Exercise prompt
Find every line in the records that holds the string "earnings". Copy each one.

Material provided
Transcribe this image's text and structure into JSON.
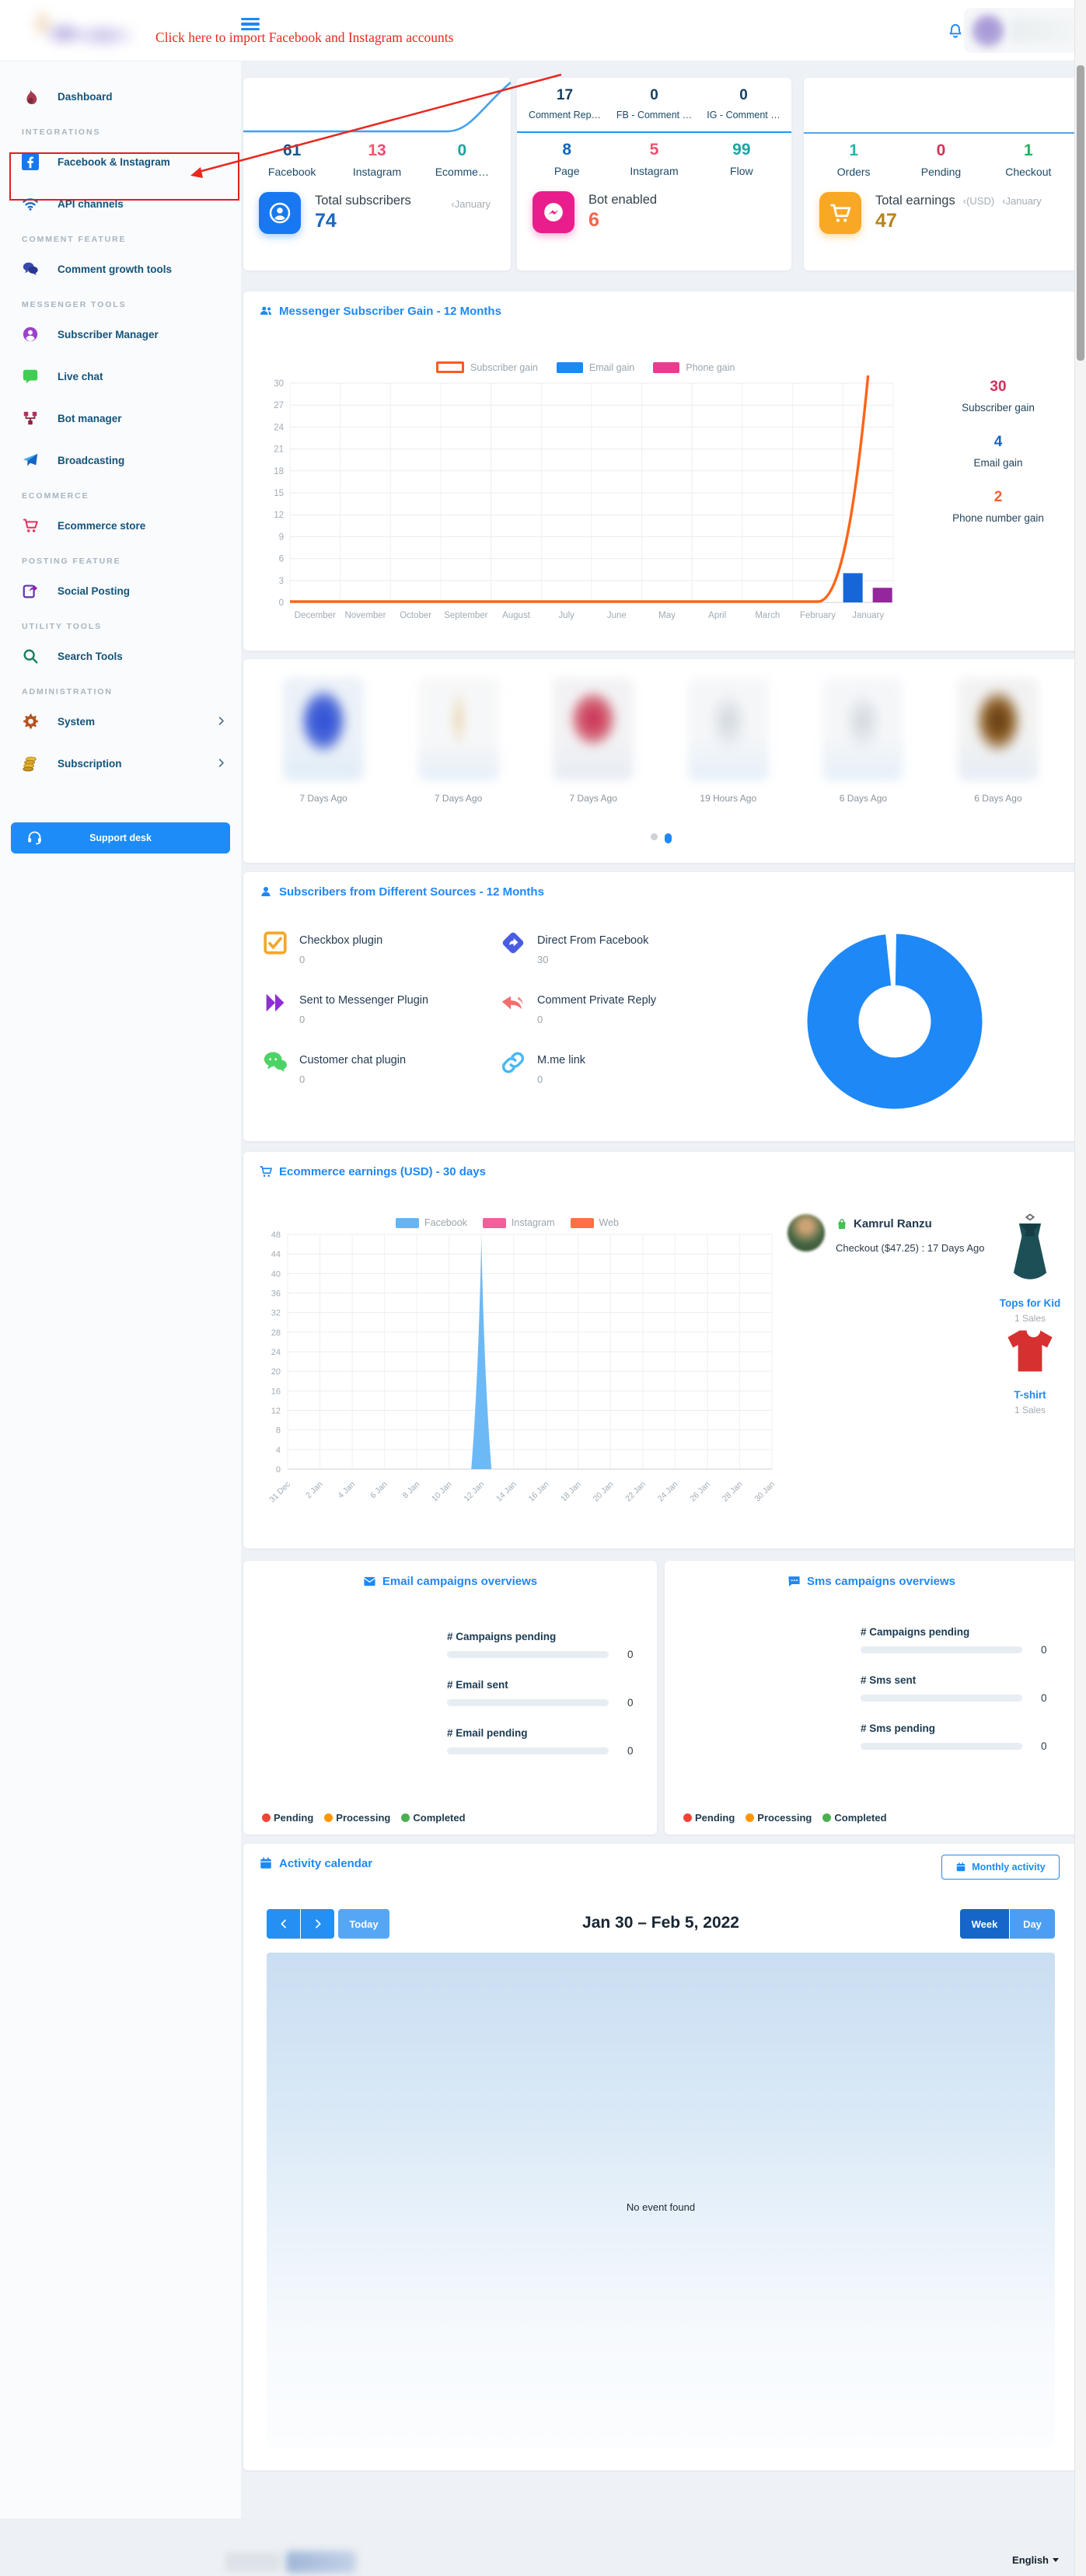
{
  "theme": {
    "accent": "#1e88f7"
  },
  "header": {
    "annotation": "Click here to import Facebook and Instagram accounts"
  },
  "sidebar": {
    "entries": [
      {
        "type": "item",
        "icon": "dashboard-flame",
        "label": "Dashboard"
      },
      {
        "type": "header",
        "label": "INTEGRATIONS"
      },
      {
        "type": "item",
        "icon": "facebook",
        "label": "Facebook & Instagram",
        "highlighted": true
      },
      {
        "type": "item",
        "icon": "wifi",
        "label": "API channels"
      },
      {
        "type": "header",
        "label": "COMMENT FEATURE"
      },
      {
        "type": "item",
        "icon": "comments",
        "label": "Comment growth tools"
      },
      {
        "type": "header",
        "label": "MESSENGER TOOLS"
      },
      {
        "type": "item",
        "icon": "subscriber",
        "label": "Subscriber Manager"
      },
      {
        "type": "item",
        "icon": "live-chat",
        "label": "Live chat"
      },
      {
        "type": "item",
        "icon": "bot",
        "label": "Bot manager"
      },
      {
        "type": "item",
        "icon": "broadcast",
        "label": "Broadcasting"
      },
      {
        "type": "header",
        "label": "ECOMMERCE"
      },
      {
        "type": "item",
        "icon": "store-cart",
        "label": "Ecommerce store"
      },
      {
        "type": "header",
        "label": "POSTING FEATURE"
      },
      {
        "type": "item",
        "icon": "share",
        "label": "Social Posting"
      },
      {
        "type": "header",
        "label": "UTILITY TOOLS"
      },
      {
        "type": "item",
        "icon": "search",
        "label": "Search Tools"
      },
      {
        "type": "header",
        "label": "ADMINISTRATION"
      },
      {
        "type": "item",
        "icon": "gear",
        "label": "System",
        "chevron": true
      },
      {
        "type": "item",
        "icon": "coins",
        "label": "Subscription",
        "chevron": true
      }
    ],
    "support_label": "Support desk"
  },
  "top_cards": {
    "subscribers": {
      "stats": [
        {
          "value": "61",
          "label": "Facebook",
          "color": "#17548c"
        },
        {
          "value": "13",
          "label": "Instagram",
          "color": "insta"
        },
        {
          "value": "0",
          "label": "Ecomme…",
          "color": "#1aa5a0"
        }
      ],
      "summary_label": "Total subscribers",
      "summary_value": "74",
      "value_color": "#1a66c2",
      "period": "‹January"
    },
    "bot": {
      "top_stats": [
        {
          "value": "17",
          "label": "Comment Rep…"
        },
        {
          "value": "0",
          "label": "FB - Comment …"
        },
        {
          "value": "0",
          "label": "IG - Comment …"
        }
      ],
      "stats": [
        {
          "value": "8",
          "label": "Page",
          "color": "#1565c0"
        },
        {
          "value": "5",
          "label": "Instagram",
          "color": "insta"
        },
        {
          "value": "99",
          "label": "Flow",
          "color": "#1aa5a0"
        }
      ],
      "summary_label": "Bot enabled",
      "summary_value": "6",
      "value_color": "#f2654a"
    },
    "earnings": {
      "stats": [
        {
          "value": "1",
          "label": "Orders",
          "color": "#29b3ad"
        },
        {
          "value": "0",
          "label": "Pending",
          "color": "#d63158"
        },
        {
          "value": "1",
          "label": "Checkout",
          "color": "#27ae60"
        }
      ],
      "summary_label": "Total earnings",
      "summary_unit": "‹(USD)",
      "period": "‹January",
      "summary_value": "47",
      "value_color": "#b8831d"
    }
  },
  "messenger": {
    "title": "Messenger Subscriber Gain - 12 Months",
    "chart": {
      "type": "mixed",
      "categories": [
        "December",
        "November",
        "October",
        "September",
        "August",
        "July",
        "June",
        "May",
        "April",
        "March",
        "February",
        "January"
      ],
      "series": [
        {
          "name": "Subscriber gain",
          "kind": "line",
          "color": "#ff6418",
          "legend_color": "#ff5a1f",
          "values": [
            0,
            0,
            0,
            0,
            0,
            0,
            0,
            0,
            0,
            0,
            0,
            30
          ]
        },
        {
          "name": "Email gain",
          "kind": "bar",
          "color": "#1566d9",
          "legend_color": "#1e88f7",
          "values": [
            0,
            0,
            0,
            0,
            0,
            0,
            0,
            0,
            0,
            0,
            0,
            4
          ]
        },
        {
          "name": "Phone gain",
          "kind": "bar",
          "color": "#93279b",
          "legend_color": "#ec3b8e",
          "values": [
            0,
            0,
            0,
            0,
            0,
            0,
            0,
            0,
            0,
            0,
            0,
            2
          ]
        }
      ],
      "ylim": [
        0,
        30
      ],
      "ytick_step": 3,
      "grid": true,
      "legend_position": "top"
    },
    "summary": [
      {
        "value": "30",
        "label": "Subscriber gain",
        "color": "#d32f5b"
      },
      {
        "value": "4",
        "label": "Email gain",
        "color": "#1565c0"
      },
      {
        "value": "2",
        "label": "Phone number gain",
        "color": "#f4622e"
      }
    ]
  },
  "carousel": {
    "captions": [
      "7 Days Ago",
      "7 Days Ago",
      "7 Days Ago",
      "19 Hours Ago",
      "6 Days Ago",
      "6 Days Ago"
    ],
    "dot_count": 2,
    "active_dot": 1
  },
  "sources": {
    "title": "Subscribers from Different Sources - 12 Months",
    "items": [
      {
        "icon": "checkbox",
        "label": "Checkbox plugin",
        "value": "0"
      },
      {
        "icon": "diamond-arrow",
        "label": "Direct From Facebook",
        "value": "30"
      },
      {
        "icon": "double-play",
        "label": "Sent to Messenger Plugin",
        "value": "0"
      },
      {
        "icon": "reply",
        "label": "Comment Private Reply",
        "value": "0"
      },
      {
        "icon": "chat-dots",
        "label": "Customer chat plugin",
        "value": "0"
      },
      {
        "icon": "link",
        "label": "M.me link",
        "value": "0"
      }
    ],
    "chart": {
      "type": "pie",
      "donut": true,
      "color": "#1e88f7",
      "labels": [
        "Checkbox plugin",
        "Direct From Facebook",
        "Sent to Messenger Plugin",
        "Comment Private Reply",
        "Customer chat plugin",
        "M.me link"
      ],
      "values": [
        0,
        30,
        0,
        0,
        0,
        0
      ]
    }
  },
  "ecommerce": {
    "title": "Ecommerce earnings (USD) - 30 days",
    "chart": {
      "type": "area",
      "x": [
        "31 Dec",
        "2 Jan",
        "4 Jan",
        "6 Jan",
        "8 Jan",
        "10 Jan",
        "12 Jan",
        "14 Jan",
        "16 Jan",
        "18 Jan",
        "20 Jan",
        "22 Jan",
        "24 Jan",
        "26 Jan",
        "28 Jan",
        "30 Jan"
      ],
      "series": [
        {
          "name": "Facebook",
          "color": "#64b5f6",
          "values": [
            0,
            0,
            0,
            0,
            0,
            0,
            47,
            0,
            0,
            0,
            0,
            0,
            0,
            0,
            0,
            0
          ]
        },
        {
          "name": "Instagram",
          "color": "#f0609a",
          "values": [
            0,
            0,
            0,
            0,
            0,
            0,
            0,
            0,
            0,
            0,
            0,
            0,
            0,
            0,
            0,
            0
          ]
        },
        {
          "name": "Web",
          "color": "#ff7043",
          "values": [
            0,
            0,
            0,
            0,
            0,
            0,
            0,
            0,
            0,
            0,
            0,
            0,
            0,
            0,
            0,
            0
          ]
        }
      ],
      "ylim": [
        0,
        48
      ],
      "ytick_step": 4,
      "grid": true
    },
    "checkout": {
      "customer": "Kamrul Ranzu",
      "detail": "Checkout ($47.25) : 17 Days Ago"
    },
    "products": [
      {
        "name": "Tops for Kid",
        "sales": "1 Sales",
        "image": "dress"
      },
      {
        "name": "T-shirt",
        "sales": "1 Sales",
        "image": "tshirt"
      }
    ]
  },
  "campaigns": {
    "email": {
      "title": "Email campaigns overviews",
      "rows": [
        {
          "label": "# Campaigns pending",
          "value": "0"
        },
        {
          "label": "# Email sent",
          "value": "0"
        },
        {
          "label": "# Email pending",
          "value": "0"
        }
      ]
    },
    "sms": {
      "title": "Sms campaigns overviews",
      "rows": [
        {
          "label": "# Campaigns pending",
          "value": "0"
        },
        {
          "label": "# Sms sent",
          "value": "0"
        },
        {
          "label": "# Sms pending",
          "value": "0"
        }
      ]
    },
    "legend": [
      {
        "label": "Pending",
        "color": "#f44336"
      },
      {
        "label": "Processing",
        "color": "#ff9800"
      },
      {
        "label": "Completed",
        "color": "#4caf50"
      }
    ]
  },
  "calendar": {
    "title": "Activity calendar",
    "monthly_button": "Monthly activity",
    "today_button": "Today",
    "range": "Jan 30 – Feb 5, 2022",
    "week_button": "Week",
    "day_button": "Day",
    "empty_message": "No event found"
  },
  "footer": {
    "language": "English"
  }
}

* * *

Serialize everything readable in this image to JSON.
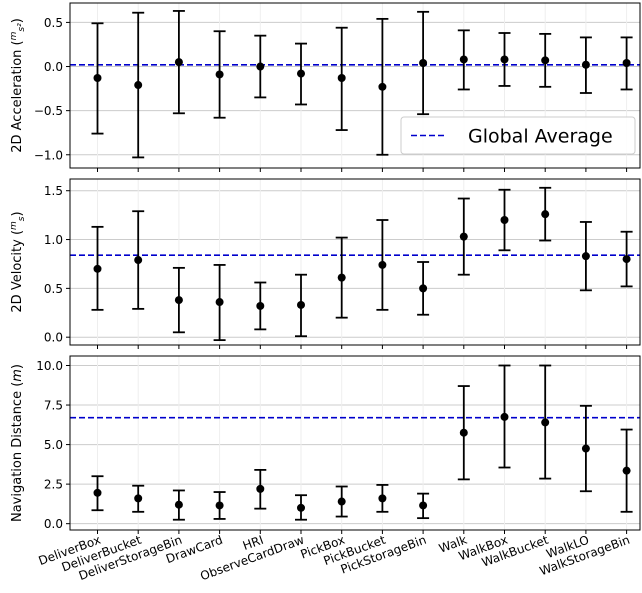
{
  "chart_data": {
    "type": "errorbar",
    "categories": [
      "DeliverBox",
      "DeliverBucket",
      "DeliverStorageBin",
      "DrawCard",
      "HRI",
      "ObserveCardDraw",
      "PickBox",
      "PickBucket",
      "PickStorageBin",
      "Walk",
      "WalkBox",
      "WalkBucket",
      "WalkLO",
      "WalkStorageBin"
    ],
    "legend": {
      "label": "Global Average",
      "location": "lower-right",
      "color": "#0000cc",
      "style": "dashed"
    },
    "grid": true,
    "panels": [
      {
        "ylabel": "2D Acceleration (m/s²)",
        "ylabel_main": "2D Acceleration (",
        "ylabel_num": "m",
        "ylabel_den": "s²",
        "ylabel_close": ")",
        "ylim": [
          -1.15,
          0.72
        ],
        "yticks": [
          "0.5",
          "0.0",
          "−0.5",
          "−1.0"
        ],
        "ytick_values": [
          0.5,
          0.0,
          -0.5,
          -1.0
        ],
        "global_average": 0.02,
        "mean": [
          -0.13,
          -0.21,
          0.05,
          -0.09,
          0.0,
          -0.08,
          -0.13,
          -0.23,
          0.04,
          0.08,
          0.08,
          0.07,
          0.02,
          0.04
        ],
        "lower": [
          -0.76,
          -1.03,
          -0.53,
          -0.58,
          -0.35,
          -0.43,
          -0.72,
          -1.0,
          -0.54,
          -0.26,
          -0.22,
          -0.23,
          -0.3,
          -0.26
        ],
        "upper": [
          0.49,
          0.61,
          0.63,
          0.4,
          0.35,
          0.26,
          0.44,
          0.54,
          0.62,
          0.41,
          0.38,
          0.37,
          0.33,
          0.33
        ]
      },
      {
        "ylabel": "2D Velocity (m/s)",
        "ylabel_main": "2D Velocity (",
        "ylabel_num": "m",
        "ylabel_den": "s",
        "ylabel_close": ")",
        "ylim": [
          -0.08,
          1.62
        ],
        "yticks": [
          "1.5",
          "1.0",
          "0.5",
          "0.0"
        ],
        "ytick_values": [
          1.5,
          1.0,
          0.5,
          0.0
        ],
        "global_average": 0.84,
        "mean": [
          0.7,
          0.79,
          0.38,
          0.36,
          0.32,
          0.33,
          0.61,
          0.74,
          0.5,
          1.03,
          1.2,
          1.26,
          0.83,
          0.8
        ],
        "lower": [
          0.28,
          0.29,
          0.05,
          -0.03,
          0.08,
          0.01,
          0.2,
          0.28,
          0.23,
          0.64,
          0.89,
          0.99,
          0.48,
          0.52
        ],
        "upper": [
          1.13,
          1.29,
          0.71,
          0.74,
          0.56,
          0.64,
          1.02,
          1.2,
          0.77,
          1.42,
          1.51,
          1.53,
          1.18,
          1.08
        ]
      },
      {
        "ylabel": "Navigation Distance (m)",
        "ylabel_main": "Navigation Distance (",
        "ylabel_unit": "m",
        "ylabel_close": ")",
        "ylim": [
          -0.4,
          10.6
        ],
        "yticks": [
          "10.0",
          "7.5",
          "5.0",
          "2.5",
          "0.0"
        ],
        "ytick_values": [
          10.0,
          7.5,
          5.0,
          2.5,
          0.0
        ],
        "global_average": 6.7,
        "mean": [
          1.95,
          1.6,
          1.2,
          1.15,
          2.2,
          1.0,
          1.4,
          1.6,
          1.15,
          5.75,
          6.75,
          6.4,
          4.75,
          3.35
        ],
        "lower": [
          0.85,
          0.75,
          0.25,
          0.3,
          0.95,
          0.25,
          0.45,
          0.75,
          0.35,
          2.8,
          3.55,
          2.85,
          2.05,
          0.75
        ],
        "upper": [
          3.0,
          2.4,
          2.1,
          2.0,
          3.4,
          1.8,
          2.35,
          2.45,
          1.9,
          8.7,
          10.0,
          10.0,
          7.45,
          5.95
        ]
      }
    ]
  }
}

Output of the task
    "earnings": {
      "summary_label": "Total earnings",
    "title": "Ecommerce earnings (USD) - 30 days",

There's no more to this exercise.